> **WHAT TO PRODUCE**:
Copy every line in the records below that contains the word "place".

(Recorded data)
════════════════
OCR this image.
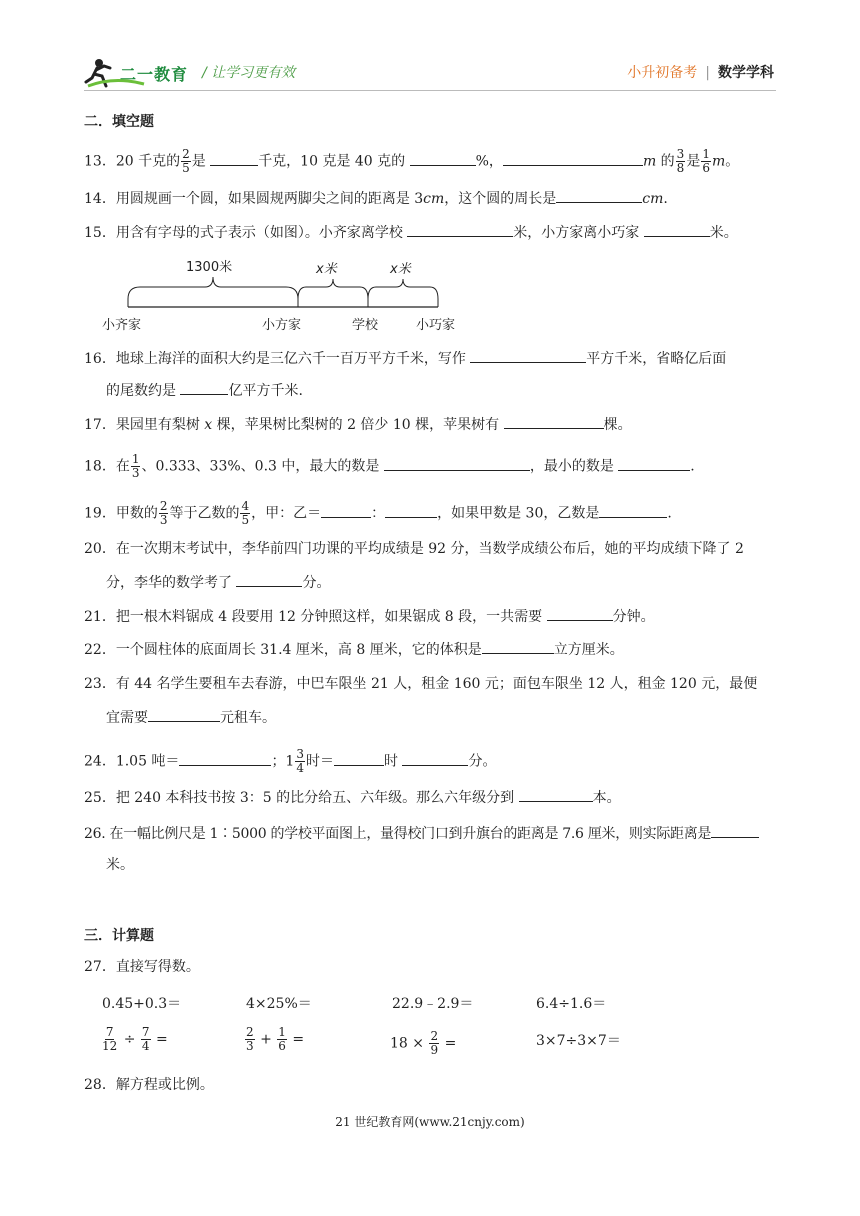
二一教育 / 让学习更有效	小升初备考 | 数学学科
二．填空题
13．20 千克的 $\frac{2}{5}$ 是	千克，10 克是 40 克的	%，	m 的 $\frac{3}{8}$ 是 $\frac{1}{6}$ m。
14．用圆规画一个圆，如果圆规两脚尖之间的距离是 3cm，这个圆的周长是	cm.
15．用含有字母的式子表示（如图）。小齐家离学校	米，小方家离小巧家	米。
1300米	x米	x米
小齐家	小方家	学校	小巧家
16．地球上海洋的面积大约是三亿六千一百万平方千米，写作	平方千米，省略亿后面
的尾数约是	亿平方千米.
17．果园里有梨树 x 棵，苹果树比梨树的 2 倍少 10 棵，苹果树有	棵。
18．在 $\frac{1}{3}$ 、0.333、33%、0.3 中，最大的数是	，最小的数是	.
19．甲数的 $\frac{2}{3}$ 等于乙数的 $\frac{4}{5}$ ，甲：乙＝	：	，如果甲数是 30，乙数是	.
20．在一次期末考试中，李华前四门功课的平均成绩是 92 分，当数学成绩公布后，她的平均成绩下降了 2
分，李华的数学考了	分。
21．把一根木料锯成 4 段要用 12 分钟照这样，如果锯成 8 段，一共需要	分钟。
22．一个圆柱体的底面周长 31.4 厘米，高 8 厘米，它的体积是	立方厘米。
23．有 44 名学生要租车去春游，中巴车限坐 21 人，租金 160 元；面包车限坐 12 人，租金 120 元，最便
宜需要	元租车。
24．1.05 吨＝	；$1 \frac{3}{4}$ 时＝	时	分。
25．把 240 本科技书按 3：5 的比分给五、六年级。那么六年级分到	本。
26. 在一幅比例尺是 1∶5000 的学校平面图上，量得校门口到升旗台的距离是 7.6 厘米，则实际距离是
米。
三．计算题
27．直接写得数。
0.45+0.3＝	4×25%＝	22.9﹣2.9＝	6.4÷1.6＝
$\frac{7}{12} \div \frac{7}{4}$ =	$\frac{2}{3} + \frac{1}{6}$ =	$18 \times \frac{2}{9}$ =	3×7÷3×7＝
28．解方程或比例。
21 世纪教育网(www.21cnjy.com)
════════════════
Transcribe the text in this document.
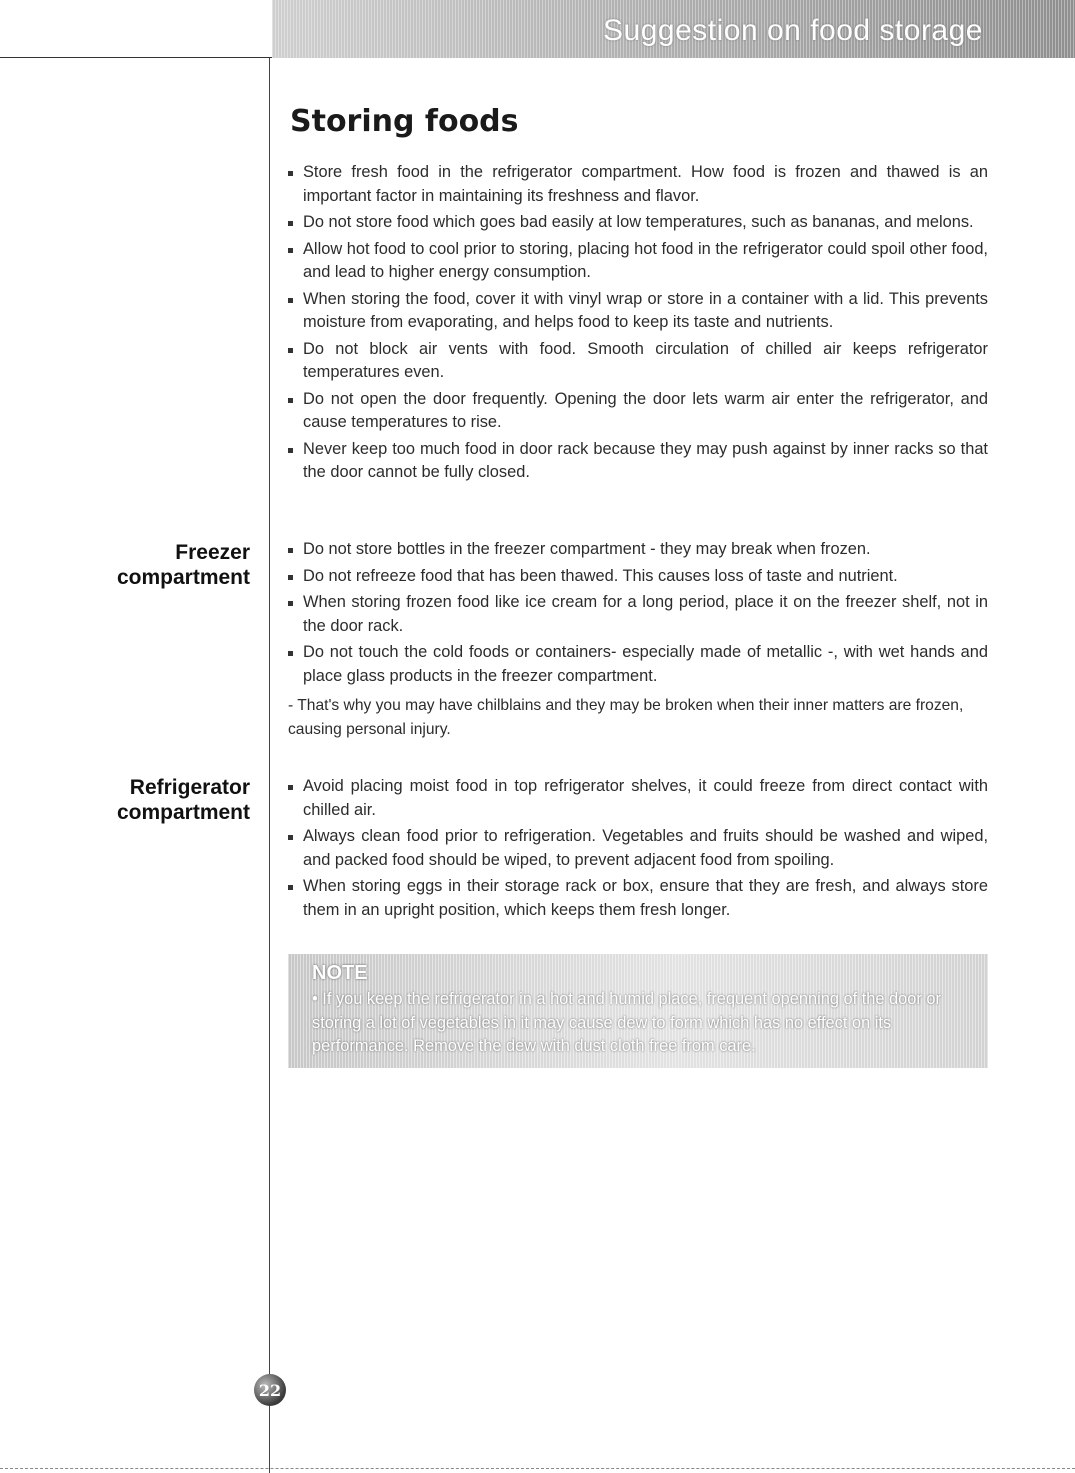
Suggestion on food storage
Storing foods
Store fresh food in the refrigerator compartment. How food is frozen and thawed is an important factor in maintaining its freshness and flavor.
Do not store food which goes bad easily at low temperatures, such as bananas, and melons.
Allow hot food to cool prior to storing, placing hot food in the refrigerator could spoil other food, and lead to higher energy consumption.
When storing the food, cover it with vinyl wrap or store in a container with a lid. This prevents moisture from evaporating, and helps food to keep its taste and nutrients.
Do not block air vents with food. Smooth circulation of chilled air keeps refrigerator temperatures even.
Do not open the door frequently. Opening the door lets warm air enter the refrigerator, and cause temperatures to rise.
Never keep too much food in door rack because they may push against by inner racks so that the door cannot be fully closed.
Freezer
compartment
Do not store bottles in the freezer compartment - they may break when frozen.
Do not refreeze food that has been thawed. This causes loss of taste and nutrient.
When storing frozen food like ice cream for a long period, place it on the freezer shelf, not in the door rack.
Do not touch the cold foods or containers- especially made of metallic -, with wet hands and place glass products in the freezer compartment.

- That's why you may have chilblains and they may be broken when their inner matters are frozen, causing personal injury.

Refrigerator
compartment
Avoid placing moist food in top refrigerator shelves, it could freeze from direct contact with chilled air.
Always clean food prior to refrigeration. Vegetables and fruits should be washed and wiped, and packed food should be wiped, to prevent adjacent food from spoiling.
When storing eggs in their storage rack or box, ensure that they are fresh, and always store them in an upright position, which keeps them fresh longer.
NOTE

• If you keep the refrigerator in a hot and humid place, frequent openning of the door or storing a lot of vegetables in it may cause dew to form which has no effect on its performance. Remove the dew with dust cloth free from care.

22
════════════════
> **SOLUTION TO THIS TASK**:
When storing frozen food like ice cream for a long period, place it on the freezer shelf, not in the door rack.
Do not touch the cold foods or containers- especially made of metallic -, with wet hands and place glass products in the freezer compartment.
• If you keep the refrigerator in a hot and humid place, frequent openning of the door or storing a lot of vegetables in it may cause dew to form which has no effect on its performance. Remove the dew with dust cloth free from care.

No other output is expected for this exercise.